[Objective A]:
Translate this sentence from the MarkdownLine reference into Spanish: "The MarkdownLine represents a markdown-formatted line and some associated features (whether the line is a header, or belongs to a code block for example)."

-- START OF Passage --

Reference for MarkdownLine
The MarkdownLine represents a markdown-formatted line and some associated features (whether the line is a header, or belongs to a code block for example).
Bases: BaseModel
Show JSON schema:
{
"properties": {
"text": {
"description": "the text content of the line",
"title": "Text",
"type": "string"
},
"line_idx": {
"description": "the index of the line in the markdown string",
"title": "Line Idx",
"type": "integer"
},
"isin_code_block": {
"description": "whether or not the line belongs to a code block",
"title": "Isin Code Block",
"type": "boolean"
},
"page": {
"anyOf": [
{
"type": "integer"
},
{
"type": "null"
}
],
"description": "the page the line belongs to (if markdown comes from converted paginated document)",
"title": "Page"
}
},
"required": [
"text",
"line_idx",
"isin_code_block",
"page"
],
"title": "MarkdownLine",
"type": "object"
}
Fields:
-
text(str) -
line_idx(int) -
isin_code_block(bool) -
page(int | None)
is_bullet_point
property
whether or not the line is a bullet point
isin_code_block
pydantic-field
whether or not the line belongs to a code block
isin_table
property
whether or not the line belongs to a table
line_idx
pydantic-field
the index of the line in the markdown string
page
pydantic-field
the page the line belongs to (if markdown comes from converted paginated document)
text
pydantic-field
the text content of the line
get_header_level()
Gets the header level of this line (1-based)
Raises:
| Type | Description |
|---|---|
ValueError
|
if the line is not a header, raises an error |
Returns:
| Name | Type | Description |
|---|---|---|
int |
int
|
the header level, h1 headers would return 1 |

-- END OF Passage --
-- START OF Rows --

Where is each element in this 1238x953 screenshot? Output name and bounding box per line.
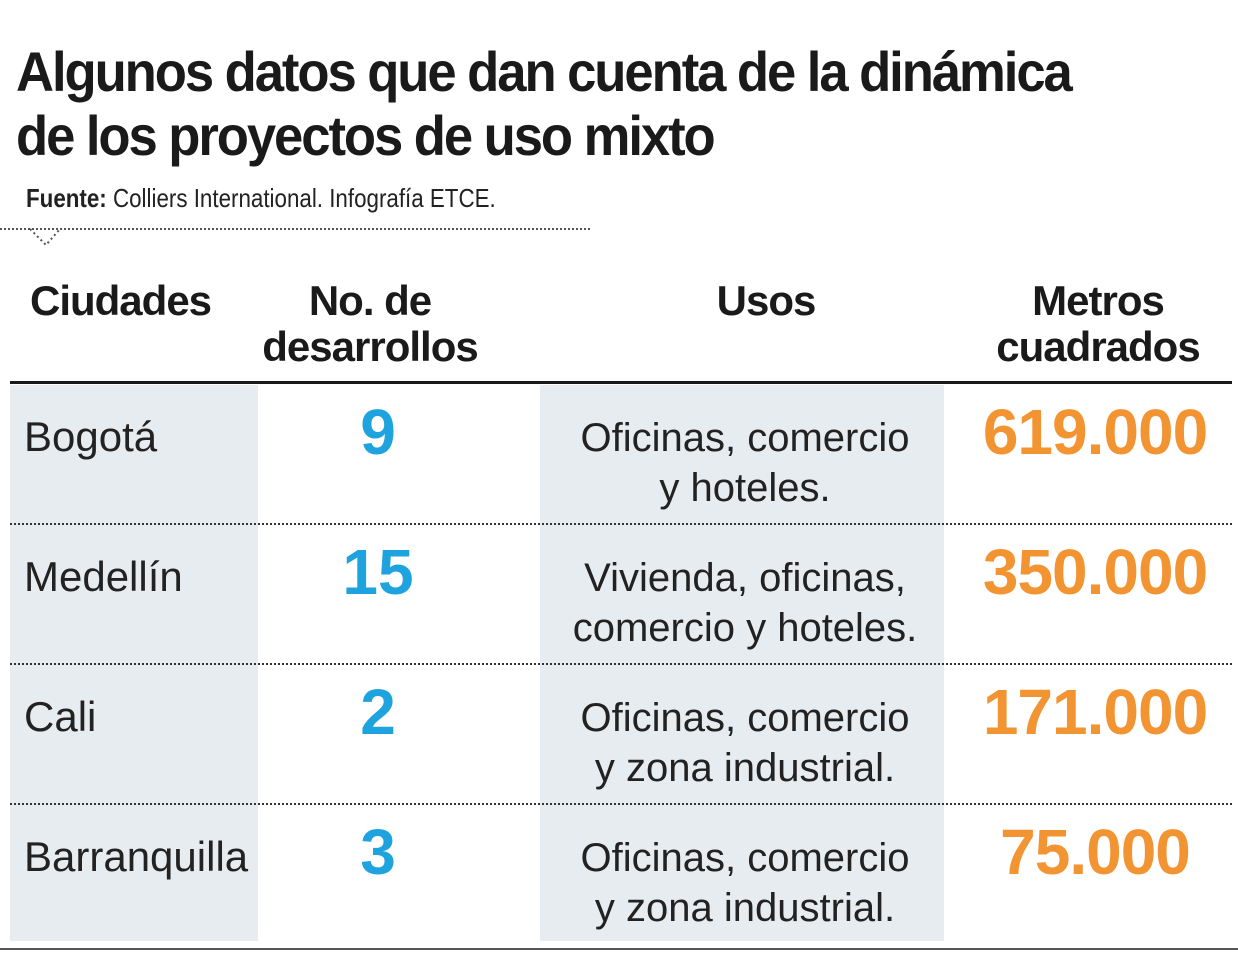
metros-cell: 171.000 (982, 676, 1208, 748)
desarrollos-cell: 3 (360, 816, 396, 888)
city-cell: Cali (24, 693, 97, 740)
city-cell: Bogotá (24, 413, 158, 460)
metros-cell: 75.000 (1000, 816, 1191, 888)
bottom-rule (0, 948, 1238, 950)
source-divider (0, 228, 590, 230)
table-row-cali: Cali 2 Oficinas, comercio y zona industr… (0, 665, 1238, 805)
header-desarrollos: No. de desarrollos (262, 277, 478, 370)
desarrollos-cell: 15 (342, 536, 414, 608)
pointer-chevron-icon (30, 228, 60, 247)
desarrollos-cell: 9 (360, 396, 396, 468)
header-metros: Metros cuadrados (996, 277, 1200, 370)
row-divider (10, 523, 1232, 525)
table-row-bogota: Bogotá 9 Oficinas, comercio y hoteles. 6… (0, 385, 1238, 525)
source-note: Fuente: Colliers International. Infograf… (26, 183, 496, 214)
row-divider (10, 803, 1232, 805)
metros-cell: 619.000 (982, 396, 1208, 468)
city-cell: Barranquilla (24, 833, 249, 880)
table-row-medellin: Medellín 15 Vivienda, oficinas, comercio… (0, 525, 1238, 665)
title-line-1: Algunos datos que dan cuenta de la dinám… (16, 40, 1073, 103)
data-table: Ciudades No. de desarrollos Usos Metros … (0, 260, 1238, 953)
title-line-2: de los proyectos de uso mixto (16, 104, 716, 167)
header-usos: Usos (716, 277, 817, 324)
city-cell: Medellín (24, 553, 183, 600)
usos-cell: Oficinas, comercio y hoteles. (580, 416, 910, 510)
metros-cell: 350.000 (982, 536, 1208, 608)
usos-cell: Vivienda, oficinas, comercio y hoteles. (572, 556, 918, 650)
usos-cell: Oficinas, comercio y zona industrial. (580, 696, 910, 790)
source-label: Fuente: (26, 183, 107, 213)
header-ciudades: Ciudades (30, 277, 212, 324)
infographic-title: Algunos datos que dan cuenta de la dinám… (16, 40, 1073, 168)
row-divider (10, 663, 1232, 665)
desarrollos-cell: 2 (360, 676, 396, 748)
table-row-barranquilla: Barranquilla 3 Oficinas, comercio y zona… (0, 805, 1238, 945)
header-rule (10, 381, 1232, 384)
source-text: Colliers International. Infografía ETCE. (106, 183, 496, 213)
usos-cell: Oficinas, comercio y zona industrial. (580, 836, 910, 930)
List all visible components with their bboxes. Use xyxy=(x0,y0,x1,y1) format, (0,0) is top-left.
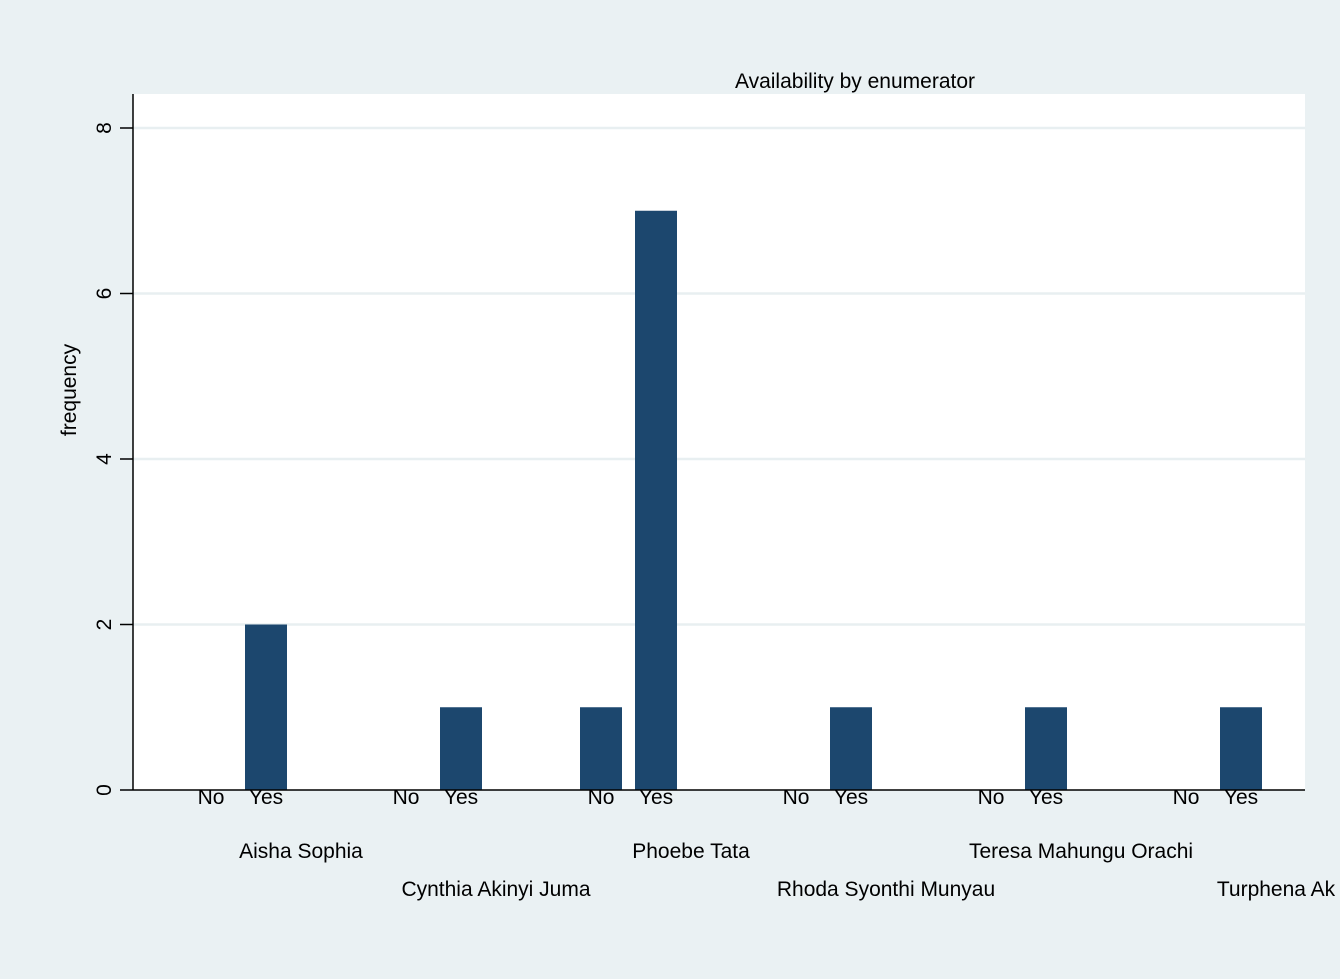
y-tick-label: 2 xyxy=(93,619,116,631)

-- END OF Rows --

[Objective B]:
In the rows, switch "row-divider" to "row-separator" within the part that opens with the line containing "metros-cell: 171.000 (982, 676, 1208, 748)" and closes with the line containing "city-cell: Barranquilla (24, 833, 249, 880)". Return only those lines, otherwise unchanged.

[Full output A]:
MarkdownLine representa una línea con formato markdown y algunas características asociadas (por ejemplo, si la línea es un encabezado o si pertenece a un bloque de código).

[Full output B]:
metros-cell: 171.000 (982, 676, 1208, 748)
desarrollos-cell: 3 (360, 816, 396, 888)
city-cell: Cali (24, 693, 97, 740)
city-cell: Bogotá (24, 413, 158, 460)
metros-cell: 75.000 (1000, 816, 1191, 888)
bottom-rule (0, 948, 1238, 950)
source-divider (0, 228, 590, 230)
table-row-cali: Cali 2 Oficinas, comercio y zona industr… (0, 665, 1238, 805)
header-desarrollos: No. de desarrollos (262, 277, 478, 370)
desarrollos-cell: 15 (342, 536, 414, 608)
pointer-chevron-icon (30, 228, 60, 247)
desarrollos-cell: 9 (360, 396, 396, 468)
header-metros: Metros cuadrados (996, 277, 1200, 370)
row-separator (10, 523, 1232, 525)
table-row-bogota: Bogotá 9 Oficinas, comercio y hoteles. 6… (0, 385, 1238, 525)
source-note: Fuente: Colliers International. Infograf… (26, 183, 496, 214)
row-separator (10, 803, 1232, 805)
metros-cell: 619.000 (982, 396, 1208, 468)
city-cell: Barranquilla (24, 833, 249, 880)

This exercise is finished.